→ EXTRACT PROVIDED

The show is a remake of the 2013 Channel 4 series written by Dennis Kelly. The original version was a brightly-colored mixture of conspiracy theories and comic-book violence, anchored by delightful scenery-chewing villainy from Stephen Rea, Geraldine James, and James Fox and a memorable and disturbing performance from Neil Maskell in the role of an Anton Chigurh–style weirdo killer. The new version, written by Gone Girl author Gillian Flynn, swaps in an American cast that includes Jessica Rothe, Rainn Wilson, and John Cusack. Both versions of the show have the same plot engine: A group of comic book fans discover an unpublished manuscript for a graphic novel that they believe holds clues about the future; shadowy forces are also looking for the same manuscript, and eventually the comic book fans uncover a global conspiracy. So far, so run-of-the-mill.

But the nature of that conspiracy plays very differently in 2020 than it did in 2013, and the results are catastrophic. (Spoilers for both versions of Utopia follow.) As the characters discover, the reason the comic book contains clues to things that haven’t yet happened is that it was drawn by one of the architects of a plan designed to stave off planetary collapse as the population rises and the fossil fuels run out. Here’s the plan:

1.     Convince the general public that there is an outbreak of a deadly new virus. To sell the story, poison or otherwise kill people, then attribute their deaths to the phony virus.

2.     Once the fake pandemic is up and running and the public is terrified, announce that there is a vaccine that can defeat the virus.

3.     With the help of global elites, NGOs, and world governments, inject everyone on the planet with this “vaccine,” as quickly as possible.

4.     Surprise! The vaccine is designed to permanently sterilize all or all but a certain percentage of the people who take it. Sit back and relax as the global population drops from 7.8 billion to about 500 million in a single generation, ushering in a new era of plenty.

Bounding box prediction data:
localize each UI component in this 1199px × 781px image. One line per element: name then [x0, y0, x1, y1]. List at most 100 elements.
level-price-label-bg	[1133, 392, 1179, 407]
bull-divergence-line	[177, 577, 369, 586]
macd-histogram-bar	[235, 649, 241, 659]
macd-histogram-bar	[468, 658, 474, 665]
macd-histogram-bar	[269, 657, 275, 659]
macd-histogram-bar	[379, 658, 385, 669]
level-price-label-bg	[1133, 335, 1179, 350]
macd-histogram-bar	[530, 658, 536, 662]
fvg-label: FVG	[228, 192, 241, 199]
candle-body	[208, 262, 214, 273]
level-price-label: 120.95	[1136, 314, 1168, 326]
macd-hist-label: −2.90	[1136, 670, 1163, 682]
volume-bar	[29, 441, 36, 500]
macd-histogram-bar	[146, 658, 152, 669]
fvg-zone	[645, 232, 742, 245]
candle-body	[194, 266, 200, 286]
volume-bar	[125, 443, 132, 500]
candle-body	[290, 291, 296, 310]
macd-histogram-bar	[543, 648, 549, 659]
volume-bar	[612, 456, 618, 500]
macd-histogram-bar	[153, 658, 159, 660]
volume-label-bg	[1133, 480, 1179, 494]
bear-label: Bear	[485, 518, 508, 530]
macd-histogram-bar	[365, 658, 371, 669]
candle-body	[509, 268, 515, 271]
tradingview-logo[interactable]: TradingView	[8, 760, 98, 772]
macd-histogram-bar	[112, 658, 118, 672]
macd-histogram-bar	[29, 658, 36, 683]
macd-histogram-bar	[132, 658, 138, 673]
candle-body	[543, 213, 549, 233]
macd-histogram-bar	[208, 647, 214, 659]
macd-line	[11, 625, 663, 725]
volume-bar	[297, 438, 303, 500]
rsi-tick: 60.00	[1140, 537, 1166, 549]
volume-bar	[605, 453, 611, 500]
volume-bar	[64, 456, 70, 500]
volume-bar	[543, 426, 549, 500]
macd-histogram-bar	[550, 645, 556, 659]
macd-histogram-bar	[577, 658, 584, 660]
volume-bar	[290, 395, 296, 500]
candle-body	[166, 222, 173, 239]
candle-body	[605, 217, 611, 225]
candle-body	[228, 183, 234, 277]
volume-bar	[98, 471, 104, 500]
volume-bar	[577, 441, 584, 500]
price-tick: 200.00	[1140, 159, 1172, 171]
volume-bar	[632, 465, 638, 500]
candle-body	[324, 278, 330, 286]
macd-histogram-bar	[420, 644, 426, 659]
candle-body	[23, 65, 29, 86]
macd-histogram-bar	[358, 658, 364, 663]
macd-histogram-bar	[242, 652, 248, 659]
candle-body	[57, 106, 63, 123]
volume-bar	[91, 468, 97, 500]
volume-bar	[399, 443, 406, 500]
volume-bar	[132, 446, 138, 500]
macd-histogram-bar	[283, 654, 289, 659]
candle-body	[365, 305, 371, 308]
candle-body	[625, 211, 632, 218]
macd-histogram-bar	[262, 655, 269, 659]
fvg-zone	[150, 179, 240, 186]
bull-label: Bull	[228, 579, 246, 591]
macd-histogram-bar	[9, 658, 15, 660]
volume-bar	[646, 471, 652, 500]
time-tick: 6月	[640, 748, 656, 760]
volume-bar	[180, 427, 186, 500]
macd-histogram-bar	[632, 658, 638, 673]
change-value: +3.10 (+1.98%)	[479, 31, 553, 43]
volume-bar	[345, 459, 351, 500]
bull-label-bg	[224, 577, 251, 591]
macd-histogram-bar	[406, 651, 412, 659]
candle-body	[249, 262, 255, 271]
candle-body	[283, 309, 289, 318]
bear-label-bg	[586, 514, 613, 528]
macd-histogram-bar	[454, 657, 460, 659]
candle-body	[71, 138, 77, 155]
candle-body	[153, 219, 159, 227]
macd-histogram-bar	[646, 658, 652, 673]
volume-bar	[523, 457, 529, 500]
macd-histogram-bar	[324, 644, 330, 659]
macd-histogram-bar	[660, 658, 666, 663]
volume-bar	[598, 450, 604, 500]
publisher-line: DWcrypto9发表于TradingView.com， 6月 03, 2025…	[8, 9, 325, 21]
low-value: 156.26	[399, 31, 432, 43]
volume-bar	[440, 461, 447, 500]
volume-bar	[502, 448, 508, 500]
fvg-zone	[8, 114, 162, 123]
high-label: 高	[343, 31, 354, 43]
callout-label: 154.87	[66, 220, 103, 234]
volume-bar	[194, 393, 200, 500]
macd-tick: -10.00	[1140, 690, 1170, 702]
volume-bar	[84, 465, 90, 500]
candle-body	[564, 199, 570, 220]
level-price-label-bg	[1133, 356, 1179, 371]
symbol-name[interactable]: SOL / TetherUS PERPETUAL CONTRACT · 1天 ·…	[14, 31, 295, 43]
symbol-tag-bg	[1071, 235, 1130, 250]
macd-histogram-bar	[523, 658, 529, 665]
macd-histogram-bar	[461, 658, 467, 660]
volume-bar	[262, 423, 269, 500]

→ WORK REQUEST 1
List every actor the Utopia review names as appearing in either version of the show.
→ WORK REQUEST 2
Write the next part of the review of the two Utopia series, following the fourth step of the plan.

→ WRITTEN RESPONSE 1
Stephen Rea, Geraldine James, James Fox, Neil Maskell, Jessica Rothe, Rainn Wilson, John Cusack

→ WRITTEN RESPONSE 2
You can probably see the problem here, and it’s an insurmountable one. We are in the middle of an actual pandemic, a staggering number of Americans sincerely believe that that pandemic is a politically motivated hoax, and an equally staggering number believed vaccines were harmful years before COVID-19 emerged. It’s not the filmmakers’ fault we’re in this mess; it’s not their fault so much of the public is superstitious and gullible; and it won’t be their fault if Utopia gives some dumbass the confidence they need to quit wearing a mask and infect and kill you or the people you care about. Make whatever art you like—the audience isn’t your problem! But if you’ve made something about a scrappy group of kids uncovering a giant conspiracy, and it turns out that in the time since you finished shooting, that exact conspiracy theory has suddenly revealed itself to be (A) believed by a significant portion of the population and (B) deadly, it might not be a bad idea to push the release date.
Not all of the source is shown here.